• WHAT THE TASK ASKS: Below is a listing to write out in full, exactly as given, without its pictures.

• DATA SHOWN:

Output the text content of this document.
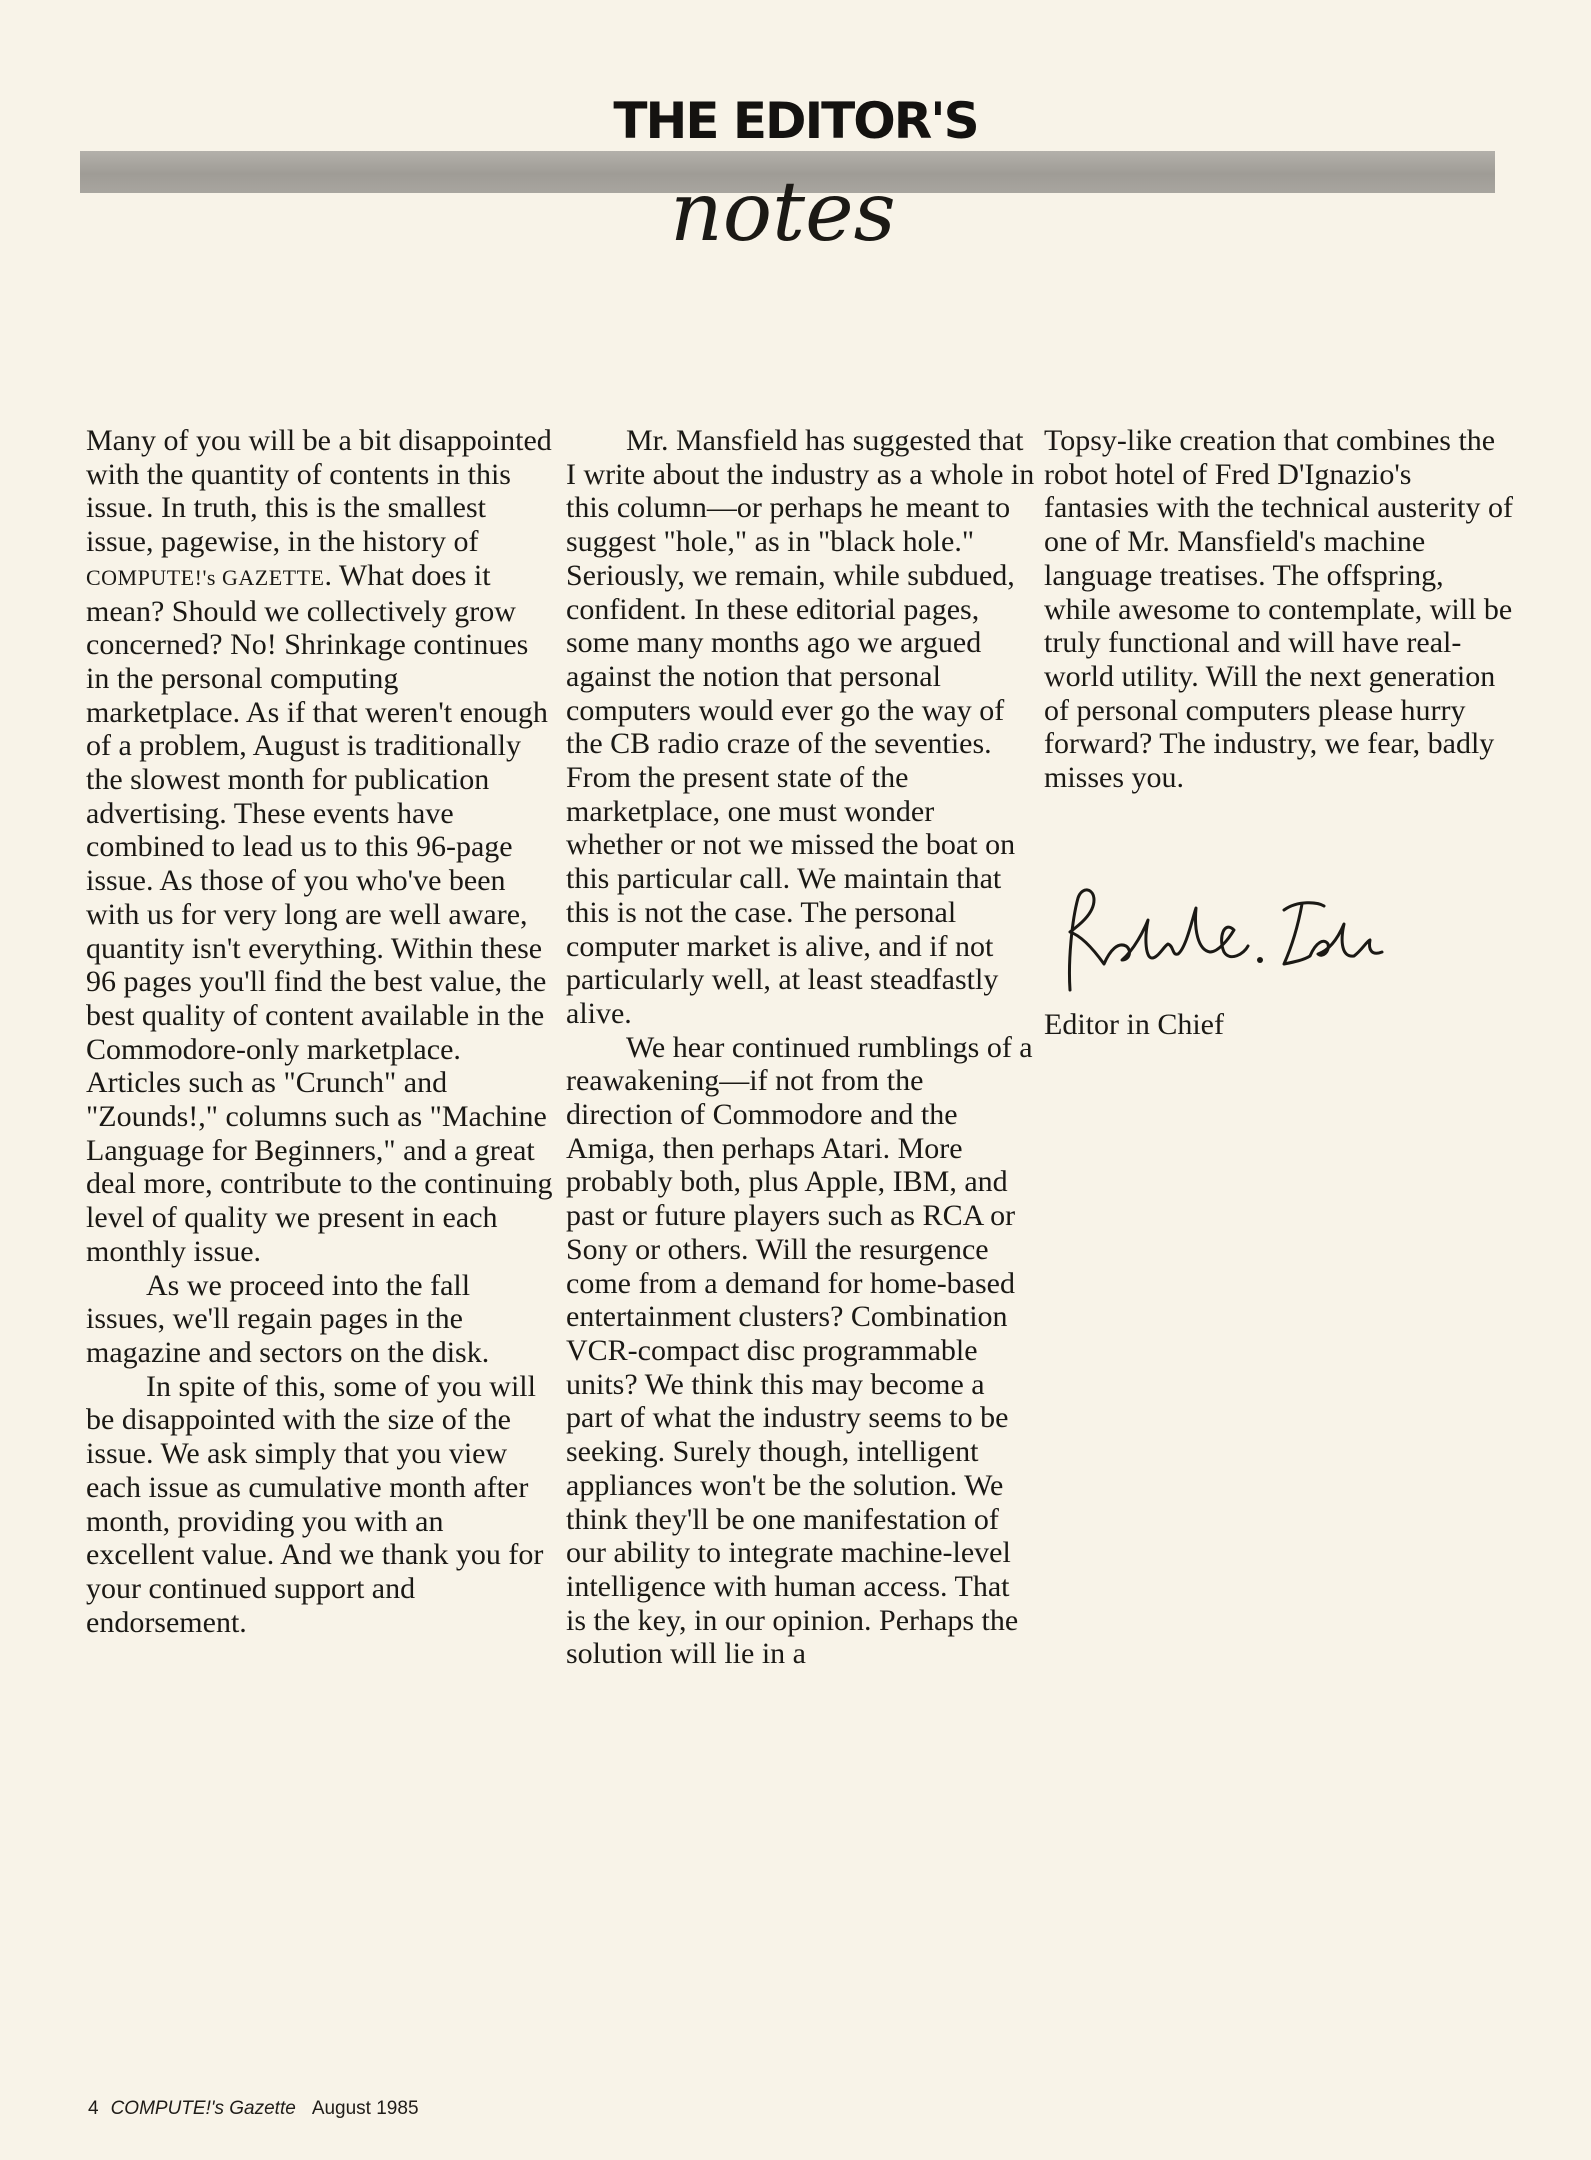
THE EDITOR'S
notes

Many of you will be a bit disappointed with the quantity of contents in this issue. In truth, this is the smallest issue, pagewise, in the history of COMPUTE!'s GAZETTE. What does it mean? Should we collectively grow concerned? No! Shrinkage continues in the personal computing marketplace. As if that weren't enough of a problem, August is traditionally the slowest month for publication advertising. These events have combined to lead us to this 96-page issue. As those of you who've been with us for very long are well aware, quantity isn't everything. Within these 96 pages you'll find the best value, the best quality of content available in the Commodore-only marketplace. Articles such as "Crunch" and "Zounds!," columns such as "Machine Language for Beginners," and a great deal more, contribute to the continuing level of quality we present in each monthly issue.

As we proceed into the fall issues, we'll regain pages in the magazine and sectors on the disk.

In spite of this, some of you will be disappointed with the size of the issue. We ask simply that you view each issue as cumulative month after month, providing you with an excellent value. And we thank you for your continued support and endorsement.

Mr. Mansfield has suggested that I write about the industry as a whole in this column—or perhaps he meant to suggest "hole," as in "black hole." Seriously, we remain, while subdued, confident. In these editorial pages, some many months ago we argued against the notion that personal computers would ever go the way of the CB radio craze of the seventies. From the present state of the marketplace, one must wonder whether or not we missed the boat on this particular call. We maintain that this is not the case. The personal computer market is alive, and if not particularly well, at least steadfastly alive.

We hear continued rumblings of a reawakening—if not from the direction of Commodore and the Amiga, then perhaps Atari. More probably both, plus Apple, IBM, and past or future players such as RCA or Sony or others. Will the resurgence come from a demand for home-based entertainment clusters? Combination VCR-compact disc programmable units? We think this may become a part of what the industry seems to be seeking. Surely though, intelligent appliances won't be the solution. We think they'll be one manifestation of our ability to integrate machine-level intelligence with human access. That is the key, in our opinion. Perhaps the solution will lie in a

Topsy-like creation that combines the robot hotel of Fred D'Ignazio's fantasies with the technical austerity of one of Mr. Mansfield's machine language treatises. The offspring, while awesome to contemplate, will be truly functional and will have real-world utility. Will the next generation of personal computers please hurry forward? The industry, we fear, badly misses you.

Editor in Chief

4 COMPUTE!'s Gazette August 1985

• TASK RESULT:
Output the text content of this document.
THE EDITOR'S
notes

Many of you will be a bit disappointed with the quantity of contents in this issue. In truth, this is the smallest issue, pagewise, in the history of COMPUTE!'s GAZETTE. What does it mean? Should we collectively grow concerned? No! Shrinkage continues in the personal computing marketplace. As if that weren't enough of a problem, August is traditionally the slowest month for publication advertising. These events have combined to lead us to this 96-page issue. As those of you who've been with us for very long are well aware, quantity isn't everything. Within these 96 pages you'll find the best value, the best quality of content available in the Commodore-only marketplace. Articles such as "Crunch" and "Zounds!," columns such as "Machine Language for Beginners," and a great deal more, contribute to the continuing level of quality we present in each monthly issue.

As we proceed into the fall issues, we'll regain pages in the magazine and sectors on the disk.

In spite of this, some of you will be disappointed with the size of the issue. We ask simply that you view each issue as cumulative month after month, providing you with an excellent value. And we thank you for your continued support and endorsement.

Mr. Mansfield has suggested that I write about the industry as a whole in this column—or perhaps he meant to suggest "hole," as in "black hole." Seriously, we remain, while subdued, confident. In these editorial pages, some many months ago we argued against the notion that personal computers would ever go the way of the CB radio craze of the seventies. From the present state of the marketplace, one must wonder whether or not we missed the boat on this particular call. We maintain that this is not the case. The personal computer market is alive, and if not particularly well, at least steadfastly alive.

We hear continued rumblings of a reawakening—if not from the direction of Commodore and the Amiga, then perhaps Atari. More probably both, plus Apple, IBM, and past or future players such as RCA or Sony or others. Will the resurgence come from a demand for home-based entertainment clusters? Combination VCR-compact disc programmable units? We think this may become a part of what the industry seems to be seeking. Surely though, intelligent appliances won't be the solution. We think they'll be one manifestation of our ability to integrate machine-level intelligence with human access. That is the key, in our opinion. Perhaps the solution will lie in a

Topsy-like creation that combines the robot hotel of Fred D'Ignazio's fantasies with the technical austerity of one of Mr. Mansfield's machine language treatises. The offspring, while awesome to contemplate, will be truly functional and will have real-world utility. Will the next generation of personal computers please hurry forward? The industry, we fear, badly misses you.

Editor in Chief

4 COMPUTE!'s Gazette August 1985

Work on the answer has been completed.